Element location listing
────────────────
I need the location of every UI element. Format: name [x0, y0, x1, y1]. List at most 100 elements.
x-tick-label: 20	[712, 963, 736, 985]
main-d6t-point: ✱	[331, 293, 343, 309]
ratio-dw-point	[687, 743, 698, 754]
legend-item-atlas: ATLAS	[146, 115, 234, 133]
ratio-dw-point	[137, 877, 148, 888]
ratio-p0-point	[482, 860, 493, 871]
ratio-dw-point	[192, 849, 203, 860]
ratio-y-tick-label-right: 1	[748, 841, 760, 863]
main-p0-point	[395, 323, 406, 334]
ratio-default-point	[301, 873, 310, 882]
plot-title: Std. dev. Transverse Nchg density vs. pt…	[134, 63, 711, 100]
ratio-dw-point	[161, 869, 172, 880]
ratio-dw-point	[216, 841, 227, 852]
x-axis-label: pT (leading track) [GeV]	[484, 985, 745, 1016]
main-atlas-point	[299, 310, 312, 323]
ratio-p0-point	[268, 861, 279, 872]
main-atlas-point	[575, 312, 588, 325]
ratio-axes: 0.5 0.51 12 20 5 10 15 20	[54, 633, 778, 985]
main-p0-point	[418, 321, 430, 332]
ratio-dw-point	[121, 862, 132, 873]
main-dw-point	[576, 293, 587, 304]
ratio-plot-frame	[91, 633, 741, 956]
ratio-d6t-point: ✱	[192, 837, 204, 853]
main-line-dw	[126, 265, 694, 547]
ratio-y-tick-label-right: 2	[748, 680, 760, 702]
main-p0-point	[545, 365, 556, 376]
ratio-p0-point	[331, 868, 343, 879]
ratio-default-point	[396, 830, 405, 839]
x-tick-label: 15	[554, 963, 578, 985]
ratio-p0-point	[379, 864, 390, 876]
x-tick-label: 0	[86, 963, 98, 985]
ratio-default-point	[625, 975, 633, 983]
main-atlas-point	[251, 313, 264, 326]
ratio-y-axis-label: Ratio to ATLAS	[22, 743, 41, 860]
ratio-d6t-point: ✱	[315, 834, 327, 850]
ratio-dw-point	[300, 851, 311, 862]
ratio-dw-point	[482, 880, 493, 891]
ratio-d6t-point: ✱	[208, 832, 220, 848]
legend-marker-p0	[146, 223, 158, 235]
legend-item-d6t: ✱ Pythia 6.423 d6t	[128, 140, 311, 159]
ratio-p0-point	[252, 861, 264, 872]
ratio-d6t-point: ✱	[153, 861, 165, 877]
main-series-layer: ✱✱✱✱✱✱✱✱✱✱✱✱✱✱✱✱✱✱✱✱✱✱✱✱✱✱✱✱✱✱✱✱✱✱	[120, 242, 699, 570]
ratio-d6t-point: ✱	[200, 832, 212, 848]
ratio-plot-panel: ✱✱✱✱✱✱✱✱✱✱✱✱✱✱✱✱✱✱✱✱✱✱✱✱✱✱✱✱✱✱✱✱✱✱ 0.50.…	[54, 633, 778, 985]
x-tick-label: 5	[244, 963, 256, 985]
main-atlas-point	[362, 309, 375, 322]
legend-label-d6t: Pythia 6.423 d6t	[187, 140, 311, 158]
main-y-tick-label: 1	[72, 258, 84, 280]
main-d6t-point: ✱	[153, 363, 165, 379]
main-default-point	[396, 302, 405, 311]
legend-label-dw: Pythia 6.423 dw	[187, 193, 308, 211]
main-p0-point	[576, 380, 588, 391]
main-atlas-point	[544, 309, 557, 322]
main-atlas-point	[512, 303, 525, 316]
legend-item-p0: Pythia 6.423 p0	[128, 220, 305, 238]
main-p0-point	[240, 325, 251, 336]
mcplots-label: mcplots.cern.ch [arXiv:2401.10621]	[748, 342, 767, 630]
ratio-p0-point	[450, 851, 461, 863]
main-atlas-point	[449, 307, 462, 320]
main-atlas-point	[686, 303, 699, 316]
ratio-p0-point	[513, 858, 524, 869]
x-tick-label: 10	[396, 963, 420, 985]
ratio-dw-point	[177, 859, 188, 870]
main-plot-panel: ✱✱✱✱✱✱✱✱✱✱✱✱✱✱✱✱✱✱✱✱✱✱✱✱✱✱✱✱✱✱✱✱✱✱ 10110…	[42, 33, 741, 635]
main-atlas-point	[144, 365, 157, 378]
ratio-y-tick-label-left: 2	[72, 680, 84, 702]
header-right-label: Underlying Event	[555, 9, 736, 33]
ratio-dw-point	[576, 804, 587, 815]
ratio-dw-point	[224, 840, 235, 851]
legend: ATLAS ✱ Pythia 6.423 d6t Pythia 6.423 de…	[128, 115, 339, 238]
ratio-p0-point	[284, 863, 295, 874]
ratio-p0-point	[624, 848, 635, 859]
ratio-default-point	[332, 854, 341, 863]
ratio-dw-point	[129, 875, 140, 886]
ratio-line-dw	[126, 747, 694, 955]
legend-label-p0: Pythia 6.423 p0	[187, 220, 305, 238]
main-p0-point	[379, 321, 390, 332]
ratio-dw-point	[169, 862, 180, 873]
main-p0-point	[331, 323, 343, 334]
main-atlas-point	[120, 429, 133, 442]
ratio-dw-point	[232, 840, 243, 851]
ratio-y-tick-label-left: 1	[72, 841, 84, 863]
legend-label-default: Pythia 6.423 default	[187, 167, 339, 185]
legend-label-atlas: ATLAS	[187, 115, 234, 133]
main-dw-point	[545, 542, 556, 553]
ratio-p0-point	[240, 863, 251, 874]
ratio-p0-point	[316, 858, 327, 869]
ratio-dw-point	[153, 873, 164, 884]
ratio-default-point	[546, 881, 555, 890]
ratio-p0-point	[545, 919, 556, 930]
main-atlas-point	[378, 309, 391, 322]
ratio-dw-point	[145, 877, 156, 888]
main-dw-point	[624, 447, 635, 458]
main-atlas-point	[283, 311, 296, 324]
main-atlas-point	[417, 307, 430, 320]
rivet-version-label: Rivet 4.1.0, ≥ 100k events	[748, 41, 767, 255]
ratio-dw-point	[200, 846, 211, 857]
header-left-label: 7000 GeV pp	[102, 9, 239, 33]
────────────────
What the exercise asks -> Convert the listing above into a numbered list, leaving out any blank lines.

The reply ->
1. I need the location of every UI element. Format: name [x0, y0, x1, y1]. List at most 100 elements.
2. x-tick-label: 20	[712, 963, 736, 985]
3. main-d6t-point: ✱	[331, 293, 343, 309]
4. ratio-dw-point	[687, 743, 698, 754]
5. legend-item-atlas: ATLAS	[146, 115, 234, 133]
6. ratio-dw-point	[137, 877, 148, 888]
7. ratio-p0-point	[482, 860, 493, 871]
8. ratio-dw-point	[192, 849, 203, 860]
9. ratio-y-tick-label-right: 1	[748, 841, 760, 863]
10. main-p0-point	[395, 323, 406, 334]
11. ratio-default-point	[301, 873, 310, 882]
12. plot-title: Std. dev. Transverse Nchg density vs. pt…	[134, 63, 711, 100]
13. ratio-dw-point	[161, 869, 172, 880]
14. ratio-dw-point	[216, 841, 227, 852]
15. x-axis-label: pT (leading track) [GeV]	[484, 985, 745, 1016]
16. main-atlas-point	[299, 310, 312, 323]
17. ratio-p0-point	[268, 861, 279, 872]
18. main-atlas-point	[575, 312, 588, 325]
19. ratio-axes: 0.5 0.51 12 20 5 10 15 20	[54, 633, 778, 985]
20. main-p0-point	[418, 321, 430, 332]
21. ratio-dw-point	[121, 862, 132, 873]
22. main-dw-point	[576, 293, 587, 304]
23. ratio-plot-frame	[91, 633, 741, 956]
24. ratio-d6t-point: ✱	[192, 837, 204, 853]
25. main-line-dw	[126, 265, 694, 547]
26. ratio-y-tick-label-right: 2	[748, 680, 760, 702]
27. main-p0-point	[545, 365, 556, 376]
28. ratio-p0-point	[331, 868, 343, 879]
29. ratio-default-point	[396, 830, 405, 839]
30. x-tick-label: 15	[554, 963, 578, 985]
31. ratio-p0-point	[379, 864, 390, 876]
32. x-tick-label: 0	[86, 963, 98, 985]
33. ratio-default-point	[625, 975, 633, 983]
34. main-atlas-point	[251, 313, 264, 326]
35. ratio-y-axis-label: Ratio to ATLAS	[22, 743, 41, 860]
36. ratio-d6t-point: ✱	[315, 834, 327, 850]
37. ratio-dw-point	[300, 851, 311, 862]
38. ratio-dw-point	[482, 880, 493, 891]
39. ratio-d6t-point: ✱	[208, 832, 220, 848]
40. legend-marker-p0	[146, 223, 158, 235]
41. legend-item-d6t: ✱ Pythia 6.423 d6t	[128, 140, 311, 159]
42. ratio-p0-point	[252, 861, 264, 872]
43. ratio-d6t-point: ✱	[153, 861, 165, 877]
44. main-series-layer: ✱✱✱✱✱✱✱✱✱✱✱✱✱✱✱✱✱✱✱✱✱✱✱✱✱✱✱✱✱✱✱✱✱✱	[120, 242, 699, 570]
45. ratio-d6t-point: ✱	[200, 832, 212, 848]
46. ratio-plot-panel: ✱✱✱✱✱✱✱✱✱✱✱✱✱✱✱✱✱✱✱✱✱✱✱✱✱✱✱✱✱✱✱✱✱✱ 0.50.…	[54, 633, 778, 985]
47. x-tick-label: 5	[244, 963, 256, 985]
48. main-atlas-point	[362, 309, 375, 322]
49. legend-label-d6t: Pythia 6.423 d6t	[187, 140, 311, 158]
50. main-y-tick-label: 1	[72, 258, 84, 280]
51. main-d6t-point: ✱	[153, 363, 165, 379]
52. main-default-point	[396, 302, 405, 311]
53. legend-label-dw: Pythia 6.423 dw	[187, 193, 308, 211]
54. main-p0-point	[576, 380, 588, 391]
55. main-atlas-point	[544, 309, 557, 322]
56. main-atlas-point	[512, 303, 525, 316]
57. legend-item-p0: Pythia 6.423 p0	[128, 220, 305, 238]
58. main-p0-point	[240, 325, 251, 336]
59. mcplots-label: mcplots.cern.ch [arXiv:2401.10621]	[748, 342, 767, 630]
60. ratio-p0-point	[450, 851, 461, 863]
61. main-atlas-point	[449, 307, 462, 320]
62. main-atlas-point	[686, 303, 699, 316]
63. ratio-p0-point	[513, 858, 524, 869]
64. x-tick-label: 10	[396, 963, 420, 985]
65. ratio-dw-point	[177, 859, 188, 870]
66. main-plot-panel: ✱✱✱✱✱✱✱✱✱✱✱✱✱✱✱✱✱✱✱✱✱✱✱✱✱✱✱✱✱✱✱✱✱✱ 10110…	[42, 33, 741, 635]
67. main-atlas-point	[144, 365, 157, 378]
68. ratio-y-tick-label-left: 2	[72, 680, 84, 702]
69. header-right-label: Underlying Event	[555, 9, 736, 33]
70. ratio-dw-point	[576, 804, 587, 815]
71. ratio-dw-point	[224, 840, 235, 851]
72. legend: ATLAS ✱ Pythia 6.423 d6t Pythia 6.423 de…	[128, 115, 339, 238]
73. ratio-p0-point	[284, 863, 295, 874]
74. ratio-p0-point	[624, 848, 635, 859]
75. ratio-default-point	[332, 854, 341, 863]
76. ratio-dw-point	[129, 875, 140, 886]
77. ratio-line-dw	[126, 747, 694, 955]
78. legend-label-p0: Pythia 6.423 p0	[187, 220, 305, 238]
79. main-p0-point	[379, 321, 390, 332]
80. ratio-dw-point	[169, 862, 180, 873]
81. main-p0-point	[331, 323, 343, 334]
82. main-atlas-point	[120, 429, 133, 442]
83. ratio-dw-point	[232, 840, 243, 851]
84. ratio-y-tick-label-left: 1	[72, 841, 84, 863]
85. legend-label-default: Pythia 6.423 default	[187, 167, 339, 185]
86. legend-label-atlas: ATLAS	[187, 115, 234, 133]
87. main-dw-point	[545, 542, 556, 553]
88. ratio-p0-point	[240, 863, 251, 874]
89. ratio-p0-point	[316, 858, 327, 869]
90. ratio-dw-point	[153, 873, 164, 884]
91. ratio-default-point	[546, 881, 555, 890]
92. ratio-p0-point	[545, 919, 556, 930]
93. main-atlas-point	[378, 309, 391, 322]
94. ratio-dw-point	[145, 877, 156, 888]
95. main-dw-point	[624, 447, 635, 458]
96. main-atlas-point	[283, 311, 296, 324]
97. main-atlas-point	[417, 307, 430, 320]
98. rivet-version-label: Rivet 4.1.0, ≥ 100k events	[748, 41, 767, 255]
99. ratio-dw-point	[200, 846, 211, 857]
100. header-left-label: 7000 GeV pp	[102, 9, 239, 33]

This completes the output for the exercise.